**REQUIRED TASK:**
All the data should be repeated exactly. Any image in it is left out.

**RECORD EXTRACTS:**
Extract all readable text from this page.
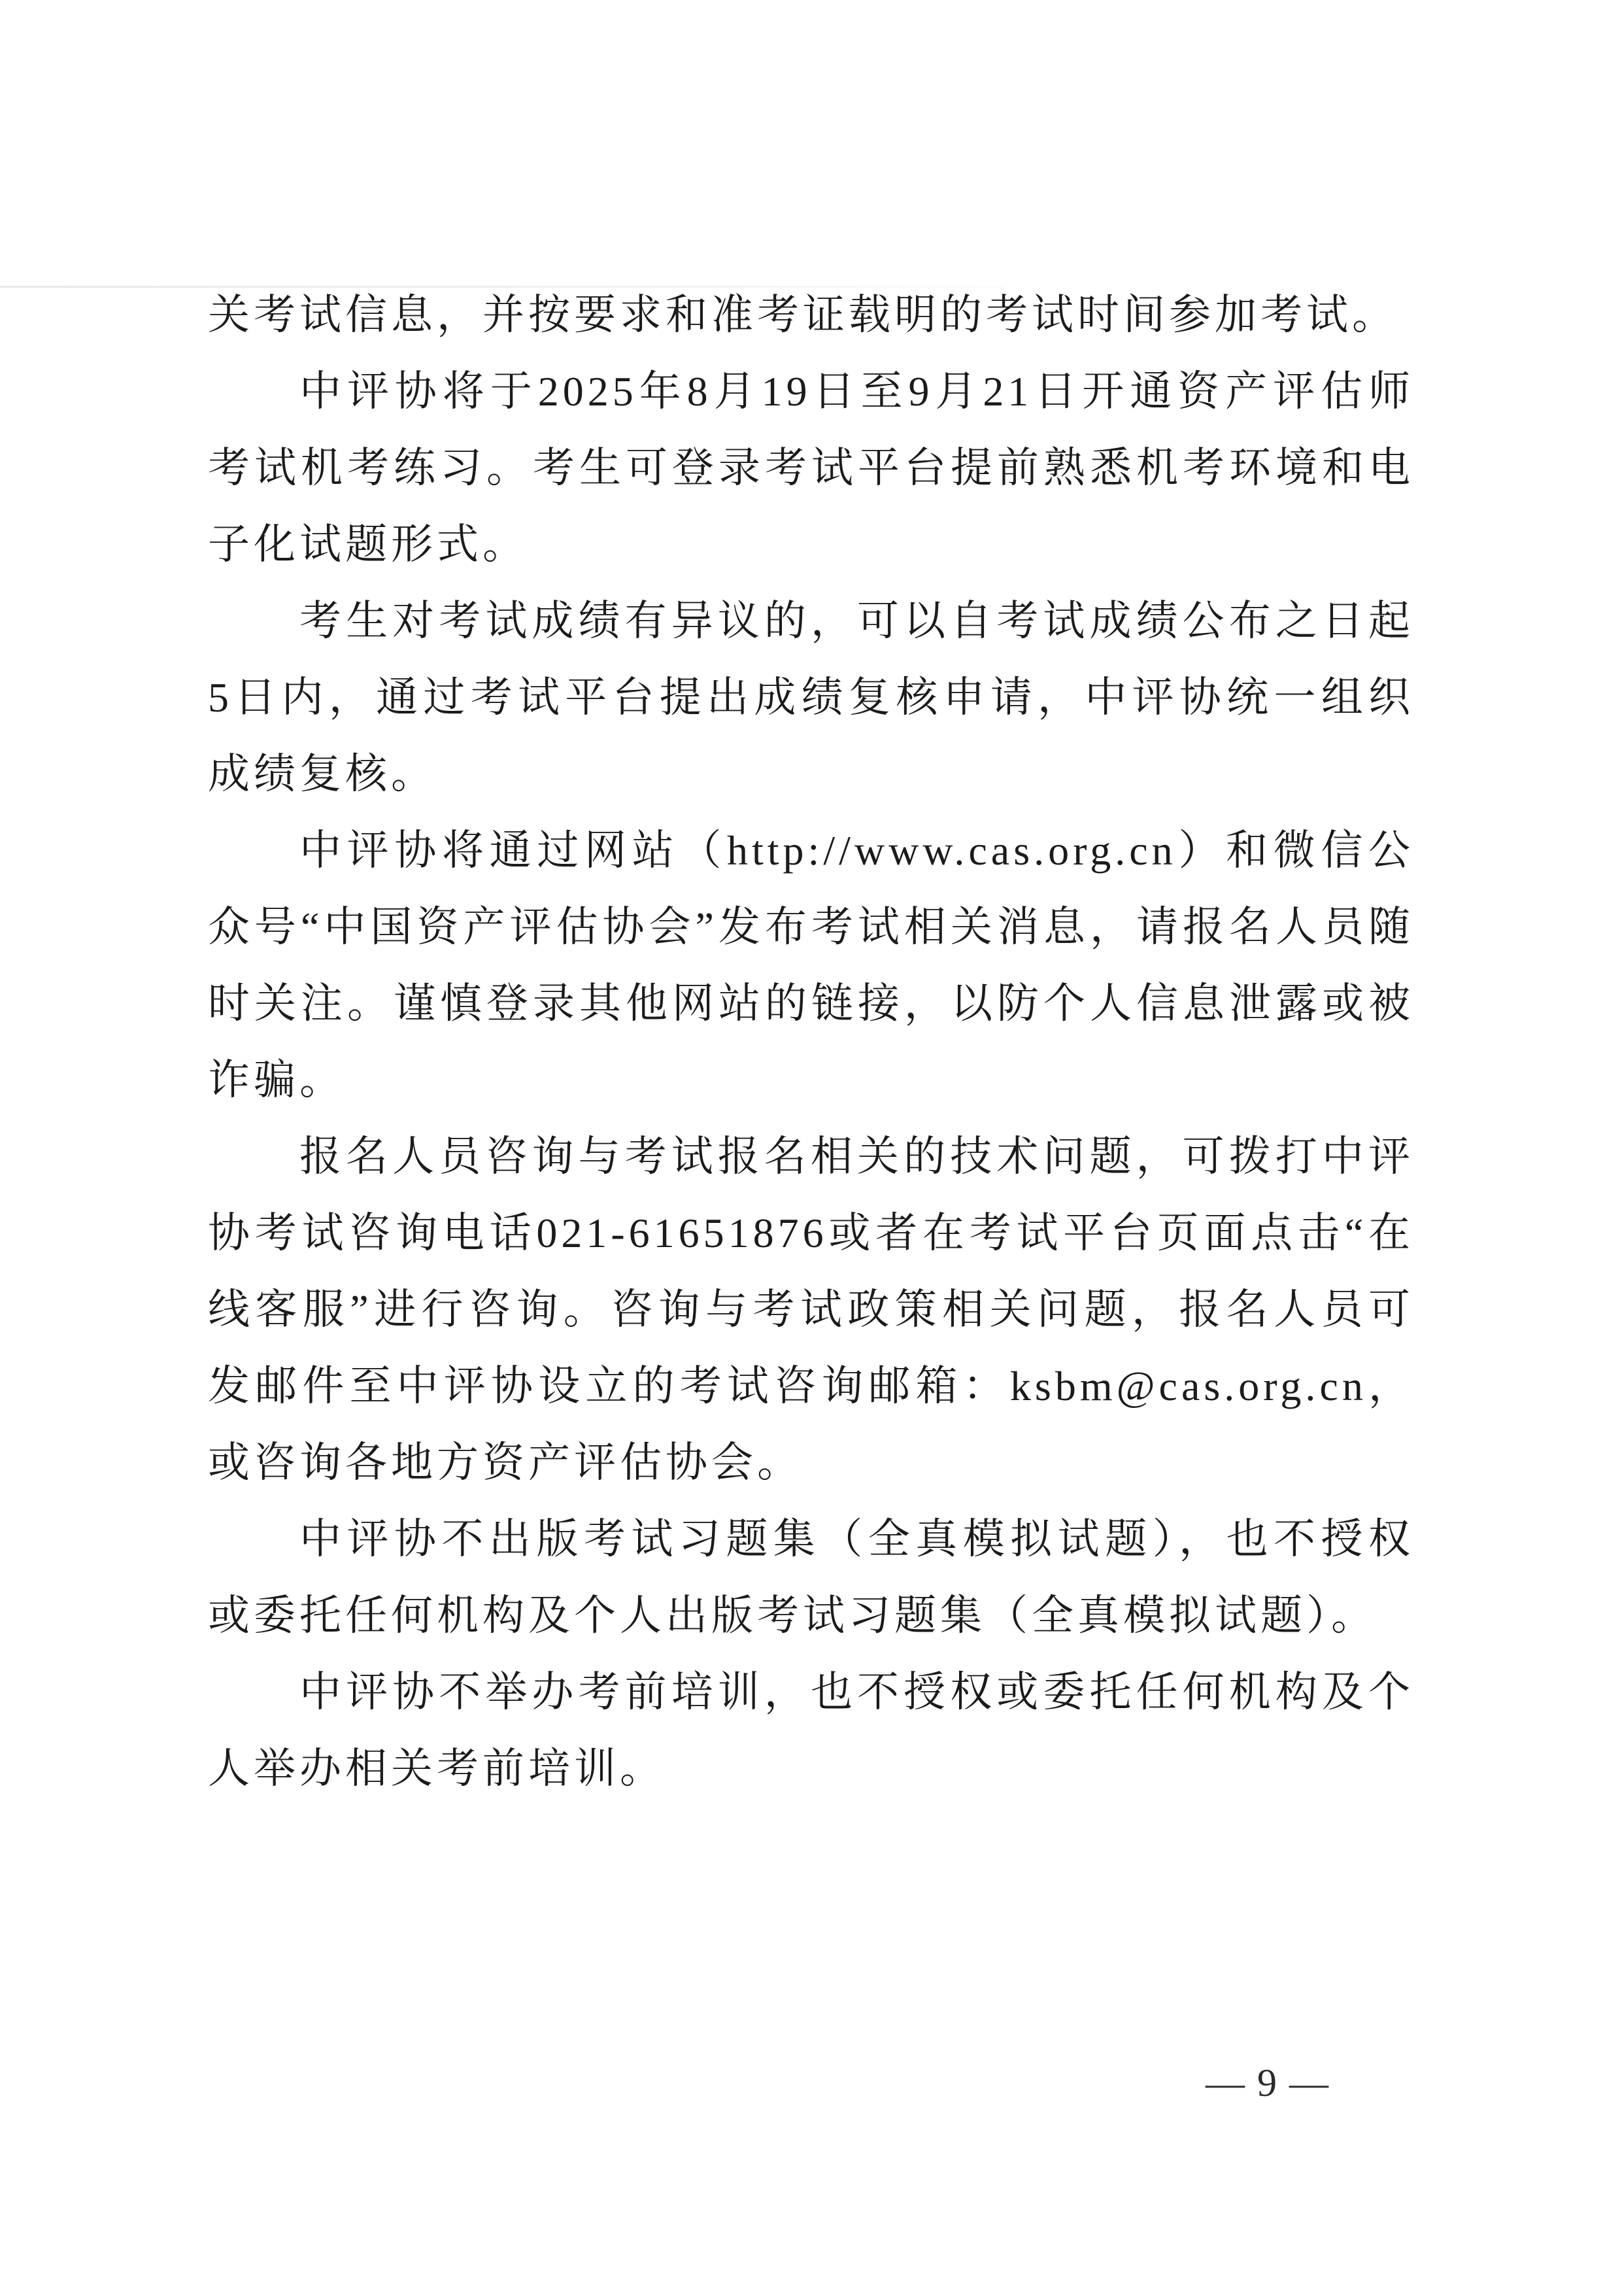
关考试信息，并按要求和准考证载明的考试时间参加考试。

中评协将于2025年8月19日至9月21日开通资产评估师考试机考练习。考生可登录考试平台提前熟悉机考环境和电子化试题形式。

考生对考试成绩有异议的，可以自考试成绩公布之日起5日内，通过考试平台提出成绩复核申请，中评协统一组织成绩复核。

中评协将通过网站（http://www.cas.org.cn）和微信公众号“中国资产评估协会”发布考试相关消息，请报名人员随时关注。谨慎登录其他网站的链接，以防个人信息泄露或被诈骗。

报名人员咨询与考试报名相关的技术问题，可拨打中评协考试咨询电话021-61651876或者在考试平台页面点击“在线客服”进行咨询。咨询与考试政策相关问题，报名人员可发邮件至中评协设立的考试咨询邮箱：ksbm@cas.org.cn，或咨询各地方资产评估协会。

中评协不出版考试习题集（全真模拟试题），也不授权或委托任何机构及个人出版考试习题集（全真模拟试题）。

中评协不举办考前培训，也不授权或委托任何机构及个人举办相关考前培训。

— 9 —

**OUTPUT FOR THIS EXERCISE:**
Extract all readable text from this page.
关考试信息，并按要求和准考证载明的考试时间参加考试。

中评协将于2025年8月19日至9月21日开通资产评估师考试机考练习。考生可登录考试平台提前熟悉机考环境和电子化试题形式。

考生对考试成绩有异议的，可以自考试成绩公布之日起5日内，通过考试平台提出成绩复核申请，中评协统一组织成绩复核。

中评协将通过网站（http://www.cas.org.cn）和微信公众号“中国资产评估协会”发布考试相关消息，请报名人员随时关注。谨慎登录其他网站的链接，以防个人信息泄露或被诈骗。

报名人员咨询与考试报名相关的技术问题，可拨打中评协考试咨询电话021-61651876或者在考试平台页面点击“在线客服”进行咨询。咨询与考试政策相关问题，报名人员可发邮件至中评协设立的考试咨询邮箱：ksbm@cas.org.cn，或咨询各地方资产评估协会。

中评协不出版考试习题集（全真模拟试题），也不授权或委托任何机构及个人出版考试习题集（全真模拟试题）。

中评协不举办考前培训，也不授权或委托任何机构及个人举办相关考前培训。

— 9 —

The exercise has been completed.